# Listed entries
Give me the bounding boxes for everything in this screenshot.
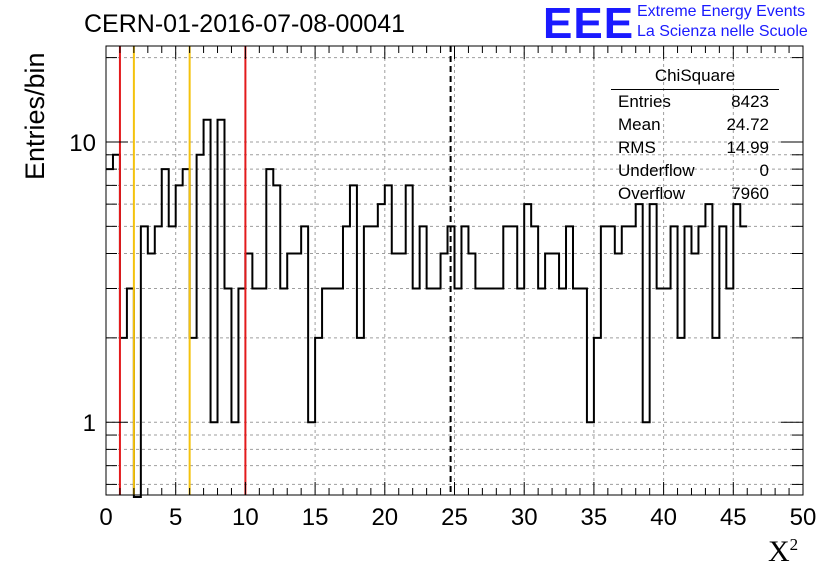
x-tick-label: 45: [720, 504, 747, 531]
stats-row-overflow: Overflow 7960: [611, 184, 779, 207]
logo-subtitle-line2: La Scienza nelle Scuole: [637, 23, 808, 40]
logo-subtitle-line1: Extreme Energy Events: [637, 3, 806, 20]
stats-key: Overflow: [618, 184, 686, 203]
y-tick-label: 1: [83, 410, 96, 437]
histogram-line: [106, 118, 748, 498]
x-axis-label-superscript: 2: [789, 535, 799, 554]
x-axis-label: X2: [768, 535, 798, 569]
x-axis-label-base: X: [768, 535, 790, 568]
stats-key: Underflow: [618, 161, 695, 180]
eee-logo: EEE: [543, 0, 635, 48]
stats-key: RMS: [618, 138, 656, 157]
stats-row-entries: Entries 8423: [611, 92, 779, 115]
y-axis-label: Entries/bin: [20, 52, 50, 180]
x-tick-label: 20: [371, 504, 398, 531]
stats-value: 8423: [731, 92, 769, 111]
x-tick-label: 15: [302, 504, 329, 531]
stats-key: Entries: [618, 92, 671, 111]
stats-key: Mean: [618, 115, 661, 134]
x-tick-label: 30: [511, 504, 538, 531]
stats-value: 0: [759, 161, 769, 180]
x-tick-label: 5: [169, 504, 182, 531]
stats-value: 14.99: [726, 138, 769, 157]
stats-row-rms: RMS 14.99: [611, 138, 779, 161]
x-tick-label: 25: [441, 504, 468, 531]
x-tick-label: 0: [99, 504, 112, 531]
stats-box: ChiSquare Entries 8423 Mean 24.72 RMS 14.99…: [611, 66, 779, 207]
x-tick-label: 40: [650, 504, 677, 531]
chart-title: CERN-01-2016-07-08-00041: [84, 10, 406, 38]
stats-row-underflow: Underflow 0: [611, 161, 779, 184]
y-tick-label: 10: [69, 130, 96, 157]
x-tick-label: 10: [232, 504, 259, 531]
stats-value: 7960: [731, 184, 769, 203]
x-tick-label: 35: [581, 504, 608, 531]
stats-value: 24.72: [726, 115, 769, 134]
stats-title: ChiSquare: [611, 66, 779, 90]
x-tick-label: 50: [790, 504, 817, 531]
stats-row-mean: Mean 24.72: [611, 115, 779, 138]
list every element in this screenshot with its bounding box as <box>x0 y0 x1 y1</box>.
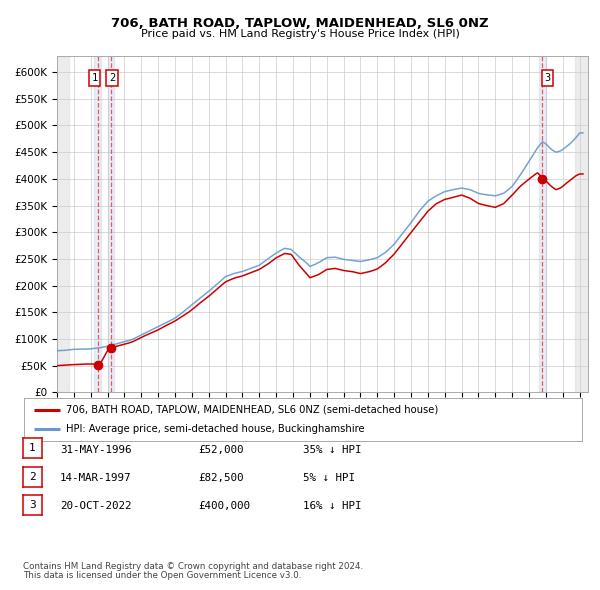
Text: £82,500: £82,500 <box>198 473 244 483</box>
Text: 706, BATH ROAD, TAPLOW, MAIDENHEAD, SL6 0NZ (semi-detached house): 706, BATH ROAD, TAPLOW, MAIDENHEAD, SL6 … <box>66 405 438 415</box>
Text: 16% ↓ HPI: 16% ↓ HPI <box>303 502 361 511</box>
Text: 2: 2 <box>109 73 115 83</box>
Text: 1: 1 <box>29 444 36 453</box>
Text: Price paid vs. HM Land Registry's House Price Index (HPI): Price paid vs. HM Land Registry's House … <box>140 30 460 39</box>
Text: 14-MAR-1997: 14-MAR-1997 <box>60 473 131 483</box>
Text: 31-MAY-1996: 31-MAY-1996 <box>60 445 131 454</box>
Text: 706, BATH ROAD, TAPLOW, MAIDENHEAD, SL6 0NZ: 706, BATH ROAD, TAPLOW, MAIDENHEAD, SL6 … <box>111 17 489 30</box>
Text: 35% ↓ HPI: 35% ↓ HPI <box>303 445 361 454</box>
Text: This data is licensed under the Open Government Licence v3.0.: This data is licensed under the Open Gov… <box>23 571 301 581</box>
Bar <box>57 56 69 392</box>
Bar <box>575 56 588 392</box>
Text: 20-OCT-2022: 20-OCT-2022 <box>60 502 131 511</box>
Text: 5% ↓ HPI: 5% ↓ HPI <box>303 473 355 483</box>
Text: 3: 3 <box>29 500 36 510</box>
Text: £400,000: £400,000 <box>198 502 250 511</box>
Text: HPI: Average price, semi-detached house, Buckinghamshire: HPI: Average price, semi-detached house,… <box>66 424 364 434</box>
Bar <box>107 56 115 392</box>
Bar <box>539 56 546 392</box>
Text: £52,000: £52,000 <box>198 445 244 454</box>
Text: 3: 3 <box>544 73 551 83</box>
Text: Contains HM Land Registry data © Crown copyright and database right 2024.: Contains HM Land Registry data © Crown c… <box>23 562 363 571</box>
Text: 2: 2 <box>29 472 36 481</box>
Bar <box>94 56 101 392</box>
Text: 1: 1 <box>92 73 98 83</box>
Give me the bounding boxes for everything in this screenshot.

# Task details
Reproduce every line of the items above with no changes, leaving the pictures out of your answer.

# Reply to the exercise
Give me the bounding boxes for everything in this screenshot.
x-tick-label: 45: [720, 504, 747, 531]
stats-row-overflow: Overflow 7960: [611, 184, 779, 207]
logo-subtitle-line2: La Scienza nelle Scuole: [637, 23, 808, 40]
logo-subtitle-line1: Extreme Energy Events: [637, 3, 806, 20]
stats-key: Overflow: [618, 184, 686, 203]
y-tick-label: 1: [83, 410, 96, 437]
histogram-line: [106, 118, 748, 498]
x-axis-label-superscript: 2: [789, 535, 799, 554]
x-axis-label: X2: [768, 535, 798, 569]
x-axis-label-base: X: [768, 535, 790, 568]
stats-key: Underflow: [618, 161, 695, 180]
eee-logo: EEE: [543, 0, 635, 48]
stats-key: RMS: [618, 138, 656, 157]
stats-row-entries: Entries 8423: [611, 92, 779, 115]
y-axis-label: Entries/bin: [20, 52, 50, 180]
x-tick-label: 20: [371, 504, 398, 531]
stats-value: 8423: [731, 92, 769, 111]
x-tick-label: 15: [302, 504, 329, 531]
stats-key: Entries: [618, 92, 671, 111]
stats-key: Mean: [618, 115, 661, 134]
x-tick-label: 30: [511, 504, 538, 531]
stats-value: 0: [759, 161, 769, 180]
x-tick-label: 5: [169, 504, 182, 531]
stats-value: 14.99: [726, 138, 769, 157]
stats-row-rms: RMS 14.99: [611, 138, 779, 161]
x-tick-label: 25: [441, 504, 468, 531]
x-tick-label: 0: [99, 504, 112, 531]
stats-box: ChiSquare Entries 8423 Mean 24.72 RMS 14.99…: [611, 66, 779, 207]
x-tick-label: 40: [650, 504, 677, 531]
chart-title: CERN-01-2016-07-08-00041: [84, 10, 406, 38]
stats-row-underflow: Underflow 0: [611, 161, 779, 184]
y-tick-label: 10: [69, 130, 96, 157]
x-tick-label: 10: [232, 504, 259, 531]
stats-value: 7960: [731, 184, 769, 203]
x-tick-label: 35: [581, 504, 608, 531]
stats-value: 24.72: [726, 115, 769, 134]
stats-title: ChiSquare: [611, 66, 779, 90]
x-tick-label: 50: [790, 504, 817, 531]
stats-row-mean: Mean 24.72: [611, 115, 779, 138]
list every element in this screenshot with its bounding box as <box>x0 y0 x1 y1</box>.
Text: £82,500: £82,500 <box>198 473 244 483</box>
Text: 706, BATH ROAD, TAPLOW, MAIDENHEAD, SL6 0NZ (semi-detached house): 706, BATH ROAD, TAPLOW, MAIDENHEAD, SL6 … <box>66 405 438 415</box>
Text: 16% ↓ HPI: 16% ↓ HPI <box>303 502 361 511</box>
Text: 2: 2 <box>109 73 115 83</box>
Text: 1: 1 <box>29 444 36 453</box>
Text: Price paid vs. HM Land Registry's House Price Index (HPI): Price paid vs. HM Land Registry's House … <box>140 30 460 39</box>
Text: 14-MAR-1997: 14-MAR-1997 <box>60 473 131 483</box>
Text: 31-MAY-1996: 31-MAY-1996 <box>60 445 131 454</box>
Text: 706, BATH ROAD, TAPLOW, MAIDENHEAD, SL6 0NZ: 706, BATH ROAD, TAPLOW, MAIDENHEAD, SL6 … <box>111 17 489 30</box>
Text: 35% ↓ HPI: 35% ↓ HPI <box>303 445 361 454</box>
Text: This data is licensed under the Open Government Licence v3.0.: This data is licensed under the Open Gov… <box>23 571 301 581</box>
Bar <box>57 56 69 392</box>
Bar <box>575 56 588 392</box>
Text: 20-OCT-2022: 20-OCT-2022 <box>60 502 131 511</box>
Text: 5% ↓ HPI: 5% ↓ HPI <box>303 473 355 483</box>
Text: 3: 3 <box>29 500 36 510</box>
Text: £400,000: £400,000 <box>198 502 250 511</box>
Text: HPI: Average price, semi-detached house, Buckinghamshire: HPI: Average price, semi-detached house,… <box>66 424 364 434</box>
Bar <box>107 56 115 392</box>
Bar <box>539 56 546 392</box>
Text: £52,000: £52,000 <box>198 445 244 454</box>
Text: 3: 3 <box>544 73 551 83</box>
Text: Contains HM Land Registry data © Crown copyright and database right 2024.: Contains HM Land Registry data © Crown c… <box>23 562 363 571</box>
Text: 2: 2 <box>29 472 36 481</box>
Bar <box>94 56 101 392</box>
Text: 1: 1 <box>92 73 98 83</box>
Give me the bounding boxes for everything in this screenshot.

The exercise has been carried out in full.